## Work required
Set out each line from the following listing that includes the word "this".

++++ Provided entries

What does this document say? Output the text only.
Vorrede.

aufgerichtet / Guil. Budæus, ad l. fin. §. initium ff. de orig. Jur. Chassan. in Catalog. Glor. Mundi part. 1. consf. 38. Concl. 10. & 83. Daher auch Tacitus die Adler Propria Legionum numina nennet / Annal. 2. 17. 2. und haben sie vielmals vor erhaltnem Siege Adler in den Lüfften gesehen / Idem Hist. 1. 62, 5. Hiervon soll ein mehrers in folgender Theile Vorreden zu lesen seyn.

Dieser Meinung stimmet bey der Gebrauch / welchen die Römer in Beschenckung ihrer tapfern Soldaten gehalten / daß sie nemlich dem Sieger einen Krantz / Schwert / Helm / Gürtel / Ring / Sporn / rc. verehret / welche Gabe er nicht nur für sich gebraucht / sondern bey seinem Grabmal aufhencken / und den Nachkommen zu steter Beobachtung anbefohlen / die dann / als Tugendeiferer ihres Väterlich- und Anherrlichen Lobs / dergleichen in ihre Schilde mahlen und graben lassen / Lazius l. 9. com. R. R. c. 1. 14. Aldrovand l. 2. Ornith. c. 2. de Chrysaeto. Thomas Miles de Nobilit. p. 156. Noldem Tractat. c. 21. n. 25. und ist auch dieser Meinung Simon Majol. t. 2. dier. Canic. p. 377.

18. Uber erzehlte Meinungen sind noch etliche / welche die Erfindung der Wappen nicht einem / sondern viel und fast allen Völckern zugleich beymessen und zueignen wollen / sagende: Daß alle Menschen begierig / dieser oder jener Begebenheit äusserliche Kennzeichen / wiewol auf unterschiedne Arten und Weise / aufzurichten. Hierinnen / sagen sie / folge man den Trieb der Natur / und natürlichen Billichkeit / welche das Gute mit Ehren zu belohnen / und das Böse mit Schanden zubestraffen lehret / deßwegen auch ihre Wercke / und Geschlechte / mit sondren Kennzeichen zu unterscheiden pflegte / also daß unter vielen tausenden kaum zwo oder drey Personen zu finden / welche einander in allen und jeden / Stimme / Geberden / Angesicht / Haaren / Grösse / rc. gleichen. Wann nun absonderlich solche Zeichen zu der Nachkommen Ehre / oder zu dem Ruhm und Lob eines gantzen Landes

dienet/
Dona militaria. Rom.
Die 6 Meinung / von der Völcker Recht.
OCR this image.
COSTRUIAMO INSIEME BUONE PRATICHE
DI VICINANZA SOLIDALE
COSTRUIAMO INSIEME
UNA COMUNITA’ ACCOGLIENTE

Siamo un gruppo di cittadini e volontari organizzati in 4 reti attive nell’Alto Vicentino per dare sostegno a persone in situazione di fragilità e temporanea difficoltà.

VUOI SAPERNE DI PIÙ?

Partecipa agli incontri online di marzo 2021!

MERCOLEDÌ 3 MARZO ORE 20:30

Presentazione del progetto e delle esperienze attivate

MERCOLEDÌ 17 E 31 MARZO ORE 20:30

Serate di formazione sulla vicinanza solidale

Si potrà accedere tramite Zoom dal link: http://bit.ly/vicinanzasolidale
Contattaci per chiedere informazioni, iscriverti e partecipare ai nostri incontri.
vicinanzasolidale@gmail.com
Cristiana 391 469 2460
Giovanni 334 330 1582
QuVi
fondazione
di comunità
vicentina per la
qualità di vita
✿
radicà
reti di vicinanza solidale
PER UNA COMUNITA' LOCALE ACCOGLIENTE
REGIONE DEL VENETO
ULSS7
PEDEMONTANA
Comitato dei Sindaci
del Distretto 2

++++++++

## Expected answer
What does this document say? Output the text only.
OCR this image.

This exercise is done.